→ Provided information
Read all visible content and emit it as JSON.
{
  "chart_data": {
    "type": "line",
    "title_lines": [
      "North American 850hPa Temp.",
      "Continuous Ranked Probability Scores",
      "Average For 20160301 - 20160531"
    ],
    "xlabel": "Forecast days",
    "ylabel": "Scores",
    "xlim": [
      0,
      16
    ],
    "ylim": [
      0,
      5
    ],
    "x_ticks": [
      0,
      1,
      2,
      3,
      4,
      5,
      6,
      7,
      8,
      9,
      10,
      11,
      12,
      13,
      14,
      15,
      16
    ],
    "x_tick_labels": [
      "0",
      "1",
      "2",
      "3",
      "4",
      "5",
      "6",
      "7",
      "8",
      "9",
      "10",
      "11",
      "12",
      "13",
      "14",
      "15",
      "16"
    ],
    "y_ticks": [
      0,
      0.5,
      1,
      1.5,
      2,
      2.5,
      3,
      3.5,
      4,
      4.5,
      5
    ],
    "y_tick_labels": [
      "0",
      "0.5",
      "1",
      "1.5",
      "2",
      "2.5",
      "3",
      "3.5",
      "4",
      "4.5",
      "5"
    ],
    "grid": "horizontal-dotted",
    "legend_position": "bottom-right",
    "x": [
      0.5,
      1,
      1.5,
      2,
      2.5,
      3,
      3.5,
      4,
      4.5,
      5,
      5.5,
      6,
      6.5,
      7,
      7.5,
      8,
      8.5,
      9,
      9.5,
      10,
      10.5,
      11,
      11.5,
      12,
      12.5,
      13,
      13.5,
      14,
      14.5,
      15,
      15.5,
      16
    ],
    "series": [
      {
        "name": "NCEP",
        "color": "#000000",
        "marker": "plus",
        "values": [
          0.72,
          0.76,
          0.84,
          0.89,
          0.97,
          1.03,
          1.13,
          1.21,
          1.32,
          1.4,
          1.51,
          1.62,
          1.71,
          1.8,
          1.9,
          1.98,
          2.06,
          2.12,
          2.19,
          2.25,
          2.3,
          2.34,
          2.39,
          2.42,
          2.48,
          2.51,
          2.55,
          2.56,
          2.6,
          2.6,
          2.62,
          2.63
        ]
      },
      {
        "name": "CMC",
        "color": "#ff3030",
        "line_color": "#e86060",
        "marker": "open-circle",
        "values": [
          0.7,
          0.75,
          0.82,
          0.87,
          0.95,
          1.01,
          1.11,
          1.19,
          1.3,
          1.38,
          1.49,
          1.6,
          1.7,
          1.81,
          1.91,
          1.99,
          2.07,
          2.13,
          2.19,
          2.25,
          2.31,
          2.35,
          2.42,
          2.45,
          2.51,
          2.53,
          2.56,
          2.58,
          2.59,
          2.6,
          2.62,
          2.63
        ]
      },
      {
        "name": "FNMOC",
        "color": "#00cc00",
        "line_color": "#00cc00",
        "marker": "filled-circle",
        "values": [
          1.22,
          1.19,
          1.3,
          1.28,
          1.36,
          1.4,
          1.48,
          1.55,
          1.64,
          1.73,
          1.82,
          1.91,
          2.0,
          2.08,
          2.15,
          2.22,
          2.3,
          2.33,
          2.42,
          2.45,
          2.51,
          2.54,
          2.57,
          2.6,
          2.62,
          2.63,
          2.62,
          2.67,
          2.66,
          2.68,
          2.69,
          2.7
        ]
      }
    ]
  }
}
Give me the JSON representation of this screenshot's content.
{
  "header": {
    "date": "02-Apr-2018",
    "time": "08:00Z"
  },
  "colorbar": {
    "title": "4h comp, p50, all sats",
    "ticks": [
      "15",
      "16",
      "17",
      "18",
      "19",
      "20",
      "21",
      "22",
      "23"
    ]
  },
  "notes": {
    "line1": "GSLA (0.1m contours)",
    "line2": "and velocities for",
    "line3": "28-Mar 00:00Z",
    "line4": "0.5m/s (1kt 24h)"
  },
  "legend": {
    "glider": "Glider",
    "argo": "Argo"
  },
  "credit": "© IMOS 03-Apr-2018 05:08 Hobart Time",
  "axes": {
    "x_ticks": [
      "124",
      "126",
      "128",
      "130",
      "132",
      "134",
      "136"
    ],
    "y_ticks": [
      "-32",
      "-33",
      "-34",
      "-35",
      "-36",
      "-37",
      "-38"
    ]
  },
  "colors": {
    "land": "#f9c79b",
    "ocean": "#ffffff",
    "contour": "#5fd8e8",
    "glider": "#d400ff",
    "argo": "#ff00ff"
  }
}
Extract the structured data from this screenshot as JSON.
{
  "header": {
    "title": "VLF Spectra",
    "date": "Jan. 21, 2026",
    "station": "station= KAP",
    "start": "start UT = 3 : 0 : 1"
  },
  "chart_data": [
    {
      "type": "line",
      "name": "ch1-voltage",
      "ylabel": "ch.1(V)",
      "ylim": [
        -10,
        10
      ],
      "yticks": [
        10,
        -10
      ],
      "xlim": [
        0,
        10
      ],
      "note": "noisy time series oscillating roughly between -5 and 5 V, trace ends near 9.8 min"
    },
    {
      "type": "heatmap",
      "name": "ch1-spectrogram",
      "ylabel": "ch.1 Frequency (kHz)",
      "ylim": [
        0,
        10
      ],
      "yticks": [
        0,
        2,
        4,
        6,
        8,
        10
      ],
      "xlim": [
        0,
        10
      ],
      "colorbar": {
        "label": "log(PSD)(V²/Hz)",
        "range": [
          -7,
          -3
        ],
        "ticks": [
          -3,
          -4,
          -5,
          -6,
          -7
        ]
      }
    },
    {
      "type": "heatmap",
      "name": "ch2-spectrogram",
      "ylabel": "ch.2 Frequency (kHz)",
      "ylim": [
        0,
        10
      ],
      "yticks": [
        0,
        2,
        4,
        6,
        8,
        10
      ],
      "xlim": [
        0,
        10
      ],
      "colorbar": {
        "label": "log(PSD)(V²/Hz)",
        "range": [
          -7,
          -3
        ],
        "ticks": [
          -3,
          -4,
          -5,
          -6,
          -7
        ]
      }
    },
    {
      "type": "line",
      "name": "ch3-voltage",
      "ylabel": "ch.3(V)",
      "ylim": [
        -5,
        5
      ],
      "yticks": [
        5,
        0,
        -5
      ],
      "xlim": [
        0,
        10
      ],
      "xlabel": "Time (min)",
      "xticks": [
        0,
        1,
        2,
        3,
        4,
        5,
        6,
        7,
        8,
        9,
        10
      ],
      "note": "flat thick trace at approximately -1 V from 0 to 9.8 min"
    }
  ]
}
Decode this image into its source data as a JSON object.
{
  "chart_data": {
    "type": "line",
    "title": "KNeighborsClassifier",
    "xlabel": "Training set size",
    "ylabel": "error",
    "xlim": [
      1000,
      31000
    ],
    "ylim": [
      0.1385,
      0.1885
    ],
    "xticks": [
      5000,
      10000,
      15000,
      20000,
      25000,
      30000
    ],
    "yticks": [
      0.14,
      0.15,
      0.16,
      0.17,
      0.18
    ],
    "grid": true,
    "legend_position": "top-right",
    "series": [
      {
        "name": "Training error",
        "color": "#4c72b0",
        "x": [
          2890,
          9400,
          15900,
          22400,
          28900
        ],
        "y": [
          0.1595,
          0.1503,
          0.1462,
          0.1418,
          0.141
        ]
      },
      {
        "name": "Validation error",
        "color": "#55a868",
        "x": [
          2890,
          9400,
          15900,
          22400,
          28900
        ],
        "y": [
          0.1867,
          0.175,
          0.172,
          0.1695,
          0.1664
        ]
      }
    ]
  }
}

→ What the task requires
Only a number is wanted: how many lines above include "marker"?

→ Answer
3